╭─ SUPPLIED MATERIAL
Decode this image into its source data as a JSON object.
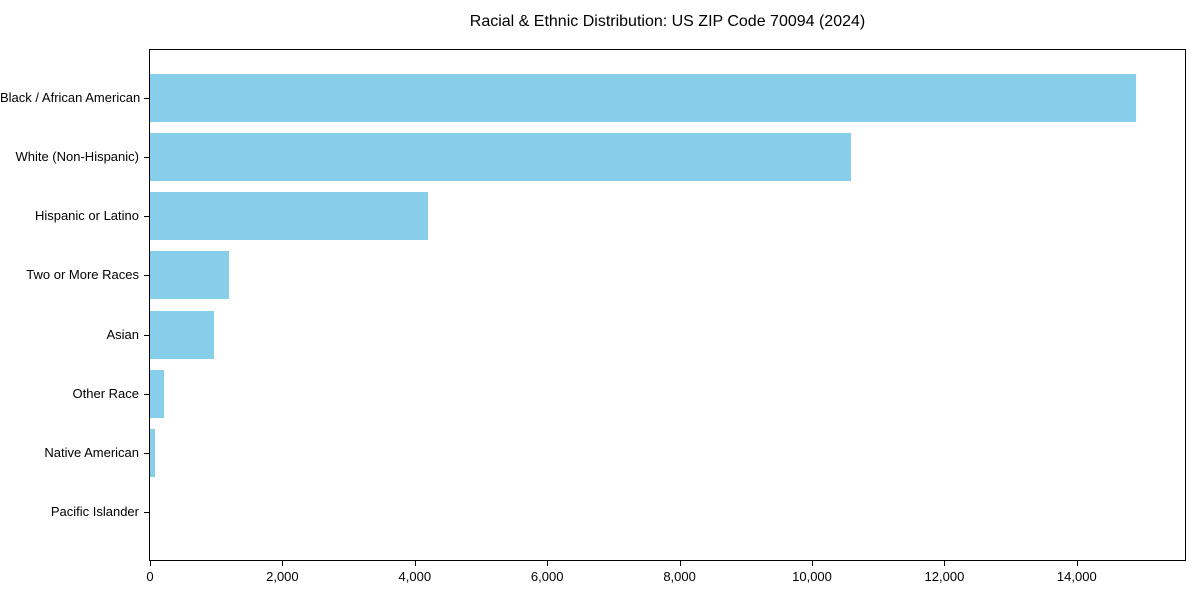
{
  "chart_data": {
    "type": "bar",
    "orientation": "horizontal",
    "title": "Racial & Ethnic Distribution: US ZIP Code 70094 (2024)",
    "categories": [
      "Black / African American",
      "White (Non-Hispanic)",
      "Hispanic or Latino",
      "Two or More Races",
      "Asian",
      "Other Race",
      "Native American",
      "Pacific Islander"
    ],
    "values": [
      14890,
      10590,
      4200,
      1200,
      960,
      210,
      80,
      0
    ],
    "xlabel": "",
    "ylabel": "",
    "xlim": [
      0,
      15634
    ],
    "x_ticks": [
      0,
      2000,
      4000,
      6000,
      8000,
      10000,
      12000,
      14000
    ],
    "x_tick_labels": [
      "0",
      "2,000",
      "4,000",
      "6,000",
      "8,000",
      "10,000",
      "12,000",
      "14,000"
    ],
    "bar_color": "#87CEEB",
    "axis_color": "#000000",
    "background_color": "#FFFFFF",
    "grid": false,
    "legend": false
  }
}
╰─
_INSTRUCTIONS TO FOLLOW:_ None of the pictures should appear; repeat the records exactly otherwise.

_WORKED ANSWER:_
Decode this image into its source data as a JSON object.
{
  "chart_data": {
    "type": "bar",
    "orientation": "horizontal",
    "title": "Racial & Ethnic Distribution: US ZIP Code 70094 (2024)",
    "categories": [
      "Black / African American",
      "White (Non-Hispanic)",
      "Hispanic or Latino",
      "Two or More Races",
      "Asian",
      "Other Race",
      "Native American",
      "Pacific Islander"
    ],
    "values": [
      14890,
      10590,
      4200,
      1200,
      960,
      210,
      80,
      0
    ],
    "xlabel": "",
    "ylabel": "",
    "xlim": [
      0,
      15634
    ],
    "x_ticks": [
      0,
      2000,
      4000,
      6000,
      8000,
      10000,
      12000,
      14000
    ],
    "x_tick_labels": [
      "0",
      "2,000",
      "4,000",
      "6,000",
      "8,000",
      "10,000",
      "12,000",
      "14,000"
    ],
    "bar_color": "#87CEEB",
    "axis_color": "#000000",
    "background_color": "#FFFFFF",
    "grid": false,
    "legend": false
  }
}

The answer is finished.